*** Begin section ***

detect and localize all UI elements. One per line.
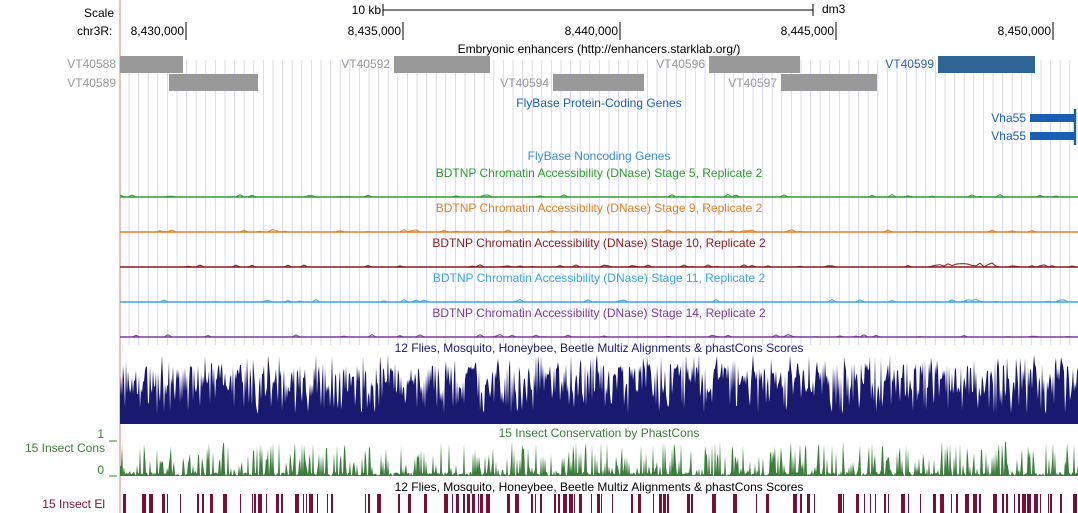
dnase-track-title: BDTNP Chromatin Accessibility (DNase) St… [433,271,766,285]
enhancer-feature[interactable] [781,74,877,91]
ruler-tick-label: 8,430,000 [131,24,185,38]
enhancer-feature[interactable] [169,74,258,91]
dnase-signal [119,193,1076,198]
ruler-tick-label: 8,450,000 [998,24,1052,38]
multiz2-track-title: 12 Flies, Mosquito, Honeybee, Beetle Mul… [395,480,804,494]
gene-label[interactable]: Vha55 [991,111,1026,125]
cons15-conservation-plot[interactable] [120,441,1078,476]
enhancer-feature[interactable] [938,56,1035,73]
dnase-signal [120,229,1076,233]
gene-label[interactable]: Vha55 [991,129,1026,143]
enhancer-label[interactable]: VT40597 [728,76,777,90]
gene-feature[interactable] [1030,114,1074,122]
cons15-axis-max: 1 [97,427,104,441]
multiz-track-title: 12 Flies, Mosquito, Honeybee, Beetle Mul… [395,341,804,355]
assembly-label: dm3 [822,2,846,16]
dnase-track-title: BDTNP Chromatin Accessibility (DNase) St… [436,201,763,215]
enhancer-label[interactable]: VT40599 [885,57,934,71]
flybase-coding-title: FlyBase Protein-Coding Genes [516,96,681,110]
ruler-tick-label: 8,445,000 [781,24,835,38]
gene-feature[interactable] [1030,132,1074,140]
enhancer-feature[interactable] [709,56,800,73]
ruler-tick-label: 8,435,000 [348,24,402,38]
dnase-signal [120,298,1076,303]
el15-conserved-elements[interactable] [123,494,1077,513]
enhancer-label[interactable]: VT40594 [500,76,549,90]
ruler-tick-label: 8,440,000 [565,24,619,38]
enhancer-feature[interactable] [120,56,183,73]
enhancer-label[interactable]: VT40589 [67,76,116,90]
cons15-side-label[interactable]: 15 Insect Cons [25,441,105,455]
chrom-label: chr3R: [77,24,112,38]
enhancer-label[interactable]: VT40588 [67,57,116,71]
enhancer-label[interactable]: VT40592 [341,57,390,71]
enhancer-feature[interactable] [553,74,644,91]
cons15-axis-min: 0 [97,463,104,477]
enhancers-track-title: Embryonic enhancers (http://enhancers.st… [458,42,741,56]
scale-label: Scale [84,6,114,20]
enhancer-feature[interactable] [394,56,490,73]
dnase-signal [120,333,1076,338]
dnase-track-title: BDTNP Chromatin Accessibility (DNase) St… [432,306,766,320]
flybase-noncoding-title: FlyBase Noncoding Genes [528,149,671,163]
scale-bar-label: 10 kb [352,3,382,17]
dnase-track-title: BDTNP Chromatin Accessibility (DNase) St… [432,236,766,250]
multiz-conservation-plot[interactable] [120,354,1078,424]
el15-side-label[interactable]: 15 Insect El [42,497,105,511]
cons15-track-title: 15 Insect Conservation by PhastCons [499,426,700,440]
dnase-track-title: BDTNP Chromatin Accessibility (DNase) St… [436,166,763,180]
dnase-signal [120,262,1077,268]
enhancer-label[interactable]: VT40596 [656,57,705,71]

*** End section ***

DIRECTIONS FOR THIS TASK. Copy the whole listing exactly, excluding the pictures in it.

ANSWER AREA.
detect and localize all UI elements. One per line.
dnase-track-title: BDTNP Chromatin Accessibility (DNase) St… [433,271,766,285]
enhancer-feature[interactable] [781,74,877,91]
ruler-tick-label: 8,430,000 [131,24,185,38]
enhancer-feature[interactable] [169,74,258,91]
dnase-signal [119,193,1076,198]
ruler-tick-label: 8,450,000 [998,24,1052,38]
multiz2-track-title: 12 Flies, Mosquito, Honeybee, Beetle Mul… [395,480,804,494]
gene-label[interactable]: Vha55 [991,111,1026,125]
cons15-conservation-plot[interactable] [120,441,1078,476]
enhancer-feature[interactable] [938,56,1035,73]
dnase-signal [120,229,1076,233]
gene-label[interactable]: Vha55 [991,129,1026,143]
enhancer-label[interactable]: VT40597 [728,76,777,90]
gene-feature[interactable] [1030,114,1074,122]
cons15-axis-max: 1 [97,427,104,441]
multiz-track-title: 12 Flies, Mosquito, Honeybee, Beetle Mul… [395,341,804,355]
assembly-label: dm3 [822,2,846,16]
dnase-track-title: BDTNP Chromatin Accessibility (DNase) St… [436,201,763,215]
enhancer-label[interactable]: VT40599 [885,57,934,71]
flybase-coding-title: FlyBase Protein-Coding Genes [516,96,681,110]
ruler-tick-label: 8,445,000 [781,24,835,38]
gene-feature[interactable] [1030,132,1074,140]
enhancer-feature[interactable] [709,56,800,73]
ruler-tick-label: 8,435,000 [348,24,402,38]
dnase-signal [120,298,1076,303]
el15-conserved-elements[interactable] [123,494,1077,513]
enhancer-label[interactable]: VT40594 [500,76,549,90]
ruler-tick-label: 8,440,000 [565,24,619,38]
enhancer-feature[interactable] [120,56,183,73]
enhancer-label[interactable]: VT40589 [67,76,116,90]
cons15-side-label[interactable]: 15 Insect Cons [25,441,105,455]
chrom-label: chr3R: [77,24,112,38]
enhancer-label[interactable]: VT40588 [67,57,116,71]
enhancer-label[interactable]: VT40592 [341,57,390,71]
enhancer-feature[interactable] [553,74,644,91]
cons15-axis-min: 0 [97,463,104,477]
enhancers-track-title: Embryonic enhancers (http://enhancers.st… [458,42,741,56]
scale-label: Scale [84,6,114,20]
enhancer-feature[interactable] [394,56,490,73]
dnase-signal [120,333,1076,338]
dnase-track-title: BDTNP Chromatin Accessibility (DNase) St… [432,306,766,320]
flybase-noncoding-title: FlyBase Noncoding Genes [528,149,671,163]
scale-bar-label: 10 kb [352,3,382,17]
dnase-track-title: BDTNP Chromatin Accessibility (DNase) St… [432,236,766,250]
multiz-conservation-plot[interactable] [120,354,1078,424]
el15-side-label[interactable]: 15 Insect El [42,497,105,511]
cons15-track-title: 15 Insect Conservation by PhastCons [499,426,700,440]
dnase-track-title: BDTNP Chromatin Accessibility (DNase) St… [436,166,763,180]
dnase-signal [120,262,1077,268]
enhancer-label[interactable]: VT40596 [656,57,705,71]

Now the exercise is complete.